-- BEGIN --
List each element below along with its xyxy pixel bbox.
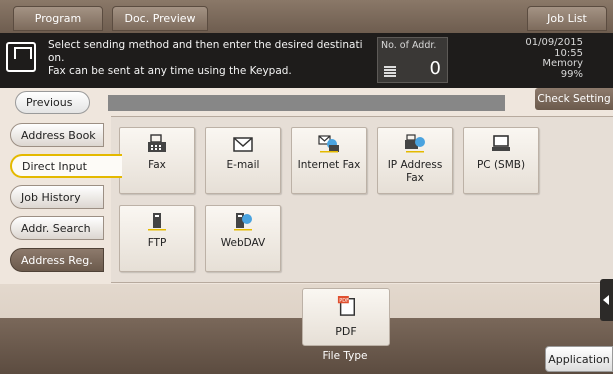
ip-address-fax-icon: [405, 134, 425, 153]
doc-preview-button[interactable]: Doc. Preview: [112, 6, 208, 31]
file-type-pdf-button[interactable]: PDF PDF: [302, 288, 390, 346]
ip-address-fax-button[interactable]: IP Address Fax: [377, 127, 453, 194]
email-icon: [233, 137, 253, 152]
status-readout: 01/09/2015 10:55 Memory 99%: [525, 37, 583, 80]
pc-smb-button[interactable]: PC (SMB): [463, 127, 539, 194]
tab-direct-input[interactable]: Direct Input: [10, 154, 122, 178]
scan-send-icon: [6, 42, 36, 72]
application-button[interactable]: Application: [545, 346, 613, 372]
pc-smb-icon: [492, 135, 510, 151]
webdav-button[interactable]: WebDAV: [205, 205, 281, 272]
pc-smb-label: PC (SMB): [476, 159, 526, 171]
program-button[interactable]: Program: [13, 6, 103, 31]
tab-addr-search[interactable]: Addr. Search: [10, 216, 104, 240]
tab-job-history[interactable]: Job History: [10, 185, 104, 209]
previous-button[interactable]: Previous: [15, 91, 90, 114]
tab-address-book[interactable]: Address Book: [10, 123, 104, 147]
list-icon: [384, 66, 396, 77]
job-list-button[interactable]: Job List: [527, 6, 607, 31]
ftp-button[interactable]: FTP: [119, 205, 195, 272]
email-label: E-mail: [226, 159, 260, 171]
email-button[interactable]: E-mail: [205, 127, 281, 194]
addr-count-value: 0: [429, 58, 441, 79]
ftp-icon: [148, 213, 166, 231]
webdav-label: WebDAV: [220, 237, 266, 249]
check-setting-button[interactable]: Check Setting: [535, 88, 613, 110]
webdav-icon: [234, 213, 252, 231]
ip-address-fax-label: IP Address Fax: [387, 159, 443, 184]
message-text: Select sending method and then enter the…: [48, 39, 363, 77]
memory-value: 99%: [560, 68, 583, 80]
address-reg-button[interactable]: Address Reg.: [10, 248, 104, 272]
svg-text:PDF: PDF: [339, 298, 349, 304]
fax-label: Fax: [148, 159, 166, 171]
fax-icon: [148, 134, 166, 152]
destination-display: [108, 95, 505, 111]
internet-fax-label: Internet Fax: [297, 159, 361, 171]
internet-fax-button[interactable]: Internet Fax: [291, 127, 367, 194]
date-text: 01/09/2015: [525, 37, 583, 48]
fax-button[interactable]: Fax: [119, 127, 195, 194]
memory-label: Memory: [542, 58, 583, 69]
file-type-caption: File Type: [322, 350, 368, 362]
top-bar: Program Doc. Preview Job List: [0, 0, 613, 33]
message-bar: Select sending method and then enter the…: [0, 33, 613, 88]
direct-input-panel: Fax E-mail Internet Fax IP Address Fax P…: [111, 116, 613, 283]
screen: Program Doc. Preview Job List Select sen…: [0, 0, 613, 374]
addr-count-label: No. of Addr.: [381, 40, 437, 51]
pdf-icon: PDF: [337, 296, 355, 316]
addr-count-box: No. of Addr. 0: [377, 37, 448, 83]
internet-fax-icon: [318, 135, 339, 153]
pdf-label: PDF: [335, 325, 357, 338]
panel-expand-arrow[interactable]: [600, 279, 613, 321]
ftp-label: FTP: [147, 237, 167, 249]
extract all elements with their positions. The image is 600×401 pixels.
-- END --
### WORK REQUIRED
Please return every line of the entries that contains the string "panel", matching case exactly.

### COMPLETED TASK
direct-input-panel: Fax E-mail Internet Fax IP Address Fax P…: [111, 116, 613, 283]
panel-expand-arrow[interactable]: [600, 279, 613, 321]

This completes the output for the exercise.